Exercise: Carry on the blog post about IPv4 address exhaustion from the point where it stops.

There’s a few problems with this.  First, this is the British Government we’re talking about.  Even if they could sell the block, it would probably cost them more to renumber it than the profit they’d supposedly make from doing so.  Secondly, they’re entitled to have this block of addresses (which predate the ARIN/RIPE/APNIC/AfriNIC/LACNIC system – they were allocated by IANA as an “early registration”) and they are also entited not to advertise them, if they so choose.  There’s nothing that I know of in the rules that states they must advertise them. Thirdly, I don’t even think they can sell the block under RIPE NCC rules anyway, and even if they did return the block, it wouldn’t actually help because I believe RIPE have stated that any returned blocks would be allocated under the “final /8” rules anyway.  Fourthly, as someone amusingly pointed out in this mailing list posting, no-one’s complained at all about 25.0.0.0/8 which is another .gov.uk block, allocated to the Ministry of Defence.  And of course, finally, finding another /8 down the back of the sofa as it were would only delay IPv4 exhaustion by another month or so anyway.

And then just when you thought it had all blown over, we then see a tweet from the Cambridge MP Julian Huppert informing us that he’s tabled a question (which, who knows, might get asked at the next Prime Minister’s Question Time) about what is going on with 51.0.0.0/8.  Probably the first time IPv4 has ever been mentioned in Parliament.  And in the same tweet, he helpfully provides a link to an ePetition calling for the Government to sell the block! I won’t be signing that!

Whatever next?  I need a lie down …

This week in the IPv4 world

And what a week it’s been!  As I posted yesterday, RIPE ran out of IPv4 addresses above the final /8 (for which special rules apply), effectively exhausting the supply in Europe.  I was predicting Tuesday of next week, personally, so all said and done, a nice way to end the week.

Record set:
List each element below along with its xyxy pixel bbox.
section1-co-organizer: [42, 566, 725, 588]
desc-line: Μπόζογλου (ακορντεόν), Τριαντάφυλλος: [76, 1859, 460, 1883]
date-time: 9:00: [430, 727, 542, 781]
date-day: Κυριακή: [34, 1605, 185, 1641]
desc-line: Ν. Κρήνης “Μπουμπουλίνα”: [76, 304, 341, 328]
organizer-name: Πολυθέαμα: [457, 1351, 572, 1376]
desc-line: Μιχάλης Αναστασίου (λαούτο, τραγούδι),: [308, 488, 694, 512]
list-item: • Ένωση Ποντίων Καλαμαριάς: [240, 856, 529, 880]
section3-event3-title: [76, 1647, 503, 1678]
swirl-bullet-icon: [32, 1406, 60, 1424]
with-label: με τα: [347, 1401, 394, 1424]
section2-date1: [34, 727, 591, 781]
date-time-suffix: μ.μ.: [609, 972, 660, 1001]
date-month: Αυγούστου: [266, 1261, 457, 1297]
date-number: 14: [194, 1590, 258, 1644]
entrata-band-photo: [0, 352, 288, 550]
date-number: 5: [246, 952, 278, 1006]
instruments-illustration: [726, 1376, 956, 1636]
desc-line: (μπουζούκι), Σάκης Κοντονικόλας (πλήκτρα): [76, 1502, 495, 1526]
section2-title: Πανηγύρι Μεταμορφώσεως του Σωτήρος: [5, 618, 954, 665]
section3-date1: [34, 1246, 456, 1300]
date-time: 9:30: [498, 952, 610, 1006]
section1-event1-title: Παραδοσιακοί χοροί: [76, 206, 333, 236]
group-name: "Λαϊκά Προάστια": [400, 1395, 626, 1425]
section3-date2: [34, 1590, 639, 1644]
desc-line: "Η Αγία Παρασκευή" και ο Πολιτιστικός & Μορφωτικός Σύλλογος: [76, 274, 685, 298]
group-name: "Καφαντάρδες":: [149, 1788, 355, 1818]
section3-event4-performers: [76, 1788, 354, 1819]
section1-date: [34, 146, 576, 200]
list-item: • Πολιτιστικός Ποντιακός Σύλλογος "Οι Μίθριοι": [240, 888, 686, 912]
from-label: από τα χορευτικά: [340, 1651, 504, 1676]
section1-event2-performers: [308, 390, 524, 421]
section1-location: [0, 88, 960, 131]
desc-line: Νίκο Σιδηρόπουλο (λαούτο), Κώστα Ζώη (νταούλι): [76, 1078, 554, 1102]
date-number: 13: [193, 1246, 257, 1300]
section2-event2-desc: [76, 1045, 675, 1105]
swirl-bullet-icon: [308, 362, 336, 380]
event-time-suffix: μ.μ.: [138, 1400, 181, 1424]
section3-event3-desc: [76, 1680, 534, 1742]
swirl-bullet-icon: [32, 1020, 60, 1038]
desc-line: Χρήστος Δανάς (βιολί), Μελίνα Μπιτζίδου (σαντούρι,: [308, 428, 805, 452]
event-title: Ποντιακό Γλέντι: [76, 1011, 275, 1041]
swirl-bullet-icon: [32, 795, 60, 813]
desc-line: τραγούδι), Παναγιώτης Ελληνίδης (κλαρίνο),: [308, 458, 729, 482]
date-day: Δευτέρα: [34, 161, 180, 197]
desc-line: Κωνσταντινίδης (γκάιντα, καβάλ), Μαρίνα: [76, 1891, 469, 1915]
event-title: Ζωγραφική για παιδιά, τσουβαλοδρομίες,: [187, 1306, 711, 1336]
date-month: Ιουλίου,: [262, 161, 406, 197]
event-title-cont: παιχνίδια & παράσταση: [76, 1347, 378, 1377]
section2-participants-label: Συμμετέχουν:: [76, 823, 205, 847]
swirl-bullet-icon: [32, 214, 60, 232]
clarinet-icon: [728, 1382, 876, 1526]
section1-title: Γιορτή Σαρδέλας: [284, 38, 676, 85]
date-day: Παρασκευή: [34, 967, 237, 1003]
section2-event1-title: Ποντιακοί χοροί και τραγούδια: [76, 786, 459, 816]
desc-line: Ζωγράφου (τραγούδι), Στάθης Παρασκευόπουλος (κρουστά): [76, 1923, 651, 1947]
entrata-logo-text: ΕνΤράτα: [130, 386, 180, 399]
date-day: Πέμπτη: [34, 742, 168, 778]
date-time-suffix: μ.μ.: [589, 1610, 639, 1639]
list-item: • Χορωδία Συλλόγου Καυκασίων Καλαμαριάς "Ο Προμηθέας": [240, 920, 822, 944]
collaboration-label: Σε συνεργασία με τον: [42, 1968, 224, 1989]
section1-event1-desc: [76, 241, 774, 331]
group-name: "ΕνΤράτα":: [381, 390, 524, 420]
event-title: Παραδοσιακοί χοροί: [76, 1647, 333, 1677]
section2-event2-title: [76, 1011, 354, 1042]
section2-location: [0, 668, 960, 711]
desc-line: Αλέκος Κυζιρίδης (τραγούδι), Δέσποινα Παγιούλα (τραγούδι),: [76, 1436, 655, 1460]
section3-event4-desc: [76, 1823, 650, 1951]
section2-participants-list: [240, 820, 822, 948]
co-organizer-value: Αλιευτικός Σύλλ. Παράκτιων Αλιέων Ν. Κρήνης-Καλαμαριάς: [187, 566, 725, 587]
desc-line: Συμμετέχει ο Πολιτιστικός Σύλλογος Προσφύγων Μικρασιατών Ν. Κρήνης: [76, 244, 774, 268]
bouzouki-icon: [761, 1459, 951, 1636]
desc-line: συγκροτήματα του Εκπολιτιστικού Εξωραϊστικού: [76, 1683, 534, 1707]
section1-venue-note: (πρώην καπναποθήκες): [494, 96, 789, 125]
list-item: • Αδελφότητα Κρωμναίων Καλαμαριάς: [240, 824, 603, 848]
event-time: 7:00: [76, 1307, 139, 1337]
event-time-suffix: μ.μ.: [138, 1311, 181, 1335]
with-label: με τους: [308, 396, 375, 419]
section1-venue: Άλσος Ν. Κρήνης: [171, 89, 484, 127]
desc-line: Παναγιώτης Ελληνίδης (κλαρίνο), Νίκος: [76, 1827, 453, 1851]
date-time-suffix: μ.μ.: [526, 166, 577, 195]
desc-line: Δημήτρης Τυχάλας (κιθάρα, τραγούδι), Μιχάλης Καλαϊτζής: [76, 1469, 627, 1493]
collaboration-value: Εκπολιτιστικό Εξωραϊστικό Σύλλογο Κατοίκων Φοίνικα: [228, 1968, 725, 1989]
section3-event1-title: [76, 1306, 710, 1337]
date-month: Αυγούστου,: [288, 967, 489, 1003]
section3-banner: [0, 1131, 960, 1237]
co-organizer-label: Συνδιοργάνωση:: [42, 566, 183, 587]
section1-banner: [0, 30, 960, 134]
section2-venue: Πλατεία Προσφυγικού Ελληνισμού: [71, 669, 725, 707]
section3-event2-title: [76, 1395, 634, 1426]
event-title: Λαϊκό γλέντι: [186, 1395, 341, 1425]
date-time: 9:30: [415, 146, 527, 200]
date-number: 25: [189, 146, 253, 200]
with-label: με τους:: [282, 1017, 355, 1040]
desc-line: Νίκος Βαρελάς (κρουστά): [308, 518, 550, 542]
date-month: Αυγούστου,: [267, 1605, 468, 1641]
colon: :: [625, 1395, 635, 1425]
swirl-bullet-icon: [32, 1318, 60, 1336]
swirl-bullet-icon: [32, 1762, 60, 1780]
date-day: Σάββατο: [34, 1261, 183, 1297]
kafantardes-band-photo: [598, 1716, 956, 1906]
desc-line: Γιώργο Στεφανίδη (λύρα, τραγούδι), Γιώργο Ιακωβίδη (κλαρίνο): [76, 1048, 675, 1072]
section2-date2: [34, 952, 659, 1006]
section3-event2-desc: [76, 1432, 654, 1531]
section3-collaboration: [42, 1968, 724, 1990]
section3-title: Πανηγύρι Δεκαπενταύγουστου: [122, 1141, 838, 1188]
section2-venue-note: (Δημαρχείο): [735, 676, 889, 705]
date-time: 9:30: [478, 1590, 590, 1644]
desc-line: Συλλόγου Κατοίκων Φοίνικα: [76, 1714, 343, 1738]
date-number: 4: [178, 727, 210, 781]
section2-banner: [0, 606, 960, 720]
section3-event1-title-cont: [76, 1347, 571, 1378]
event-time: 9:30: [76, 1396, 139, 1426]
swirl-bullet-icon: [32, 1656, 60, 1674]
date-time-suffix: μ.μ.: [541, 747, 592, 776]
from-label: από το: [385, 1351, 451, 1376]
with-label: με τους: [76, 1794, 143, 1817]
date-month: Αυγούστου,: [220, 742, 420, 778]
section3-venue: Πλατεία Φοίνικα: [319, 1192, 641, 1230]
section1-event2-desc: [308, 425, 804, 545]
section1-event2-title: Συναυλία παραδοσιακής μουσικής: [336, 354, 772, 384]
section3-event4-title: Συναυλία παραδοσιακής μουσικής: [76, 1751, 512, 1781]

Answer below:
RIPE tweeted a link to the photo of the moment that the button was pressed – you can find the tweet here and the actual photo here

Even the Huston-o-Meter has been updated out-of-sequence yesterday, so he now accurately records the actual exhaustion date.  Still not sure why as of today his figure stands at 1.04 or so though, or even why the RIPE graph is still claiming 17.30 million addresses (1.0.3 /8s) – what’s the extra 0.03 /8s for?

So, the bit you’re all asking, who got the final blocks?  Well, a whopping 109 allocations were made yesterday.  Sifting through the data, the largest block allocated was to H3G S.p.A. of Italy which was a /14.  There was a /15 allocated to EWE TEL GmbH of Germany, and /16s allocated to Jump Internet Services SRL of Romania and Swisscom (Schweiz) AG of Switzerland.  /17s were allocated to Inspiring Networks B.V. i.o. of the Netherlands and Jump Internet Services SRL of Romania.  /18s went to YANDEX LLC of Russia, MSP Format Ltd of Ukraine, Host Europe GmbH of Germany, and Jump Internet Services SRL of Romania.

I won’t list everything else under that as it would take ages, but it seems that poor old Jump at least were given split blocks.  There were also 43 separate allocations, some as small as /29, to LIRs in Cyprus.

And so that’s it, that’s the end!  All I wish now is that all the ISPs in the UK (and probably plenty of other countries too) that haven’t moved to offering IPv6 to end users already (and that’s most of them) would actually take their head out the sand and do something about it!  (Believe it or not, even Virgin Media has a /24 of IPv6 allocated which they’re not currently allocating any of to their retail customers yet…)

And don’t forget the obligatory singing of the now-famous song of course.  Now, where’s my deckchair and popcorn … ?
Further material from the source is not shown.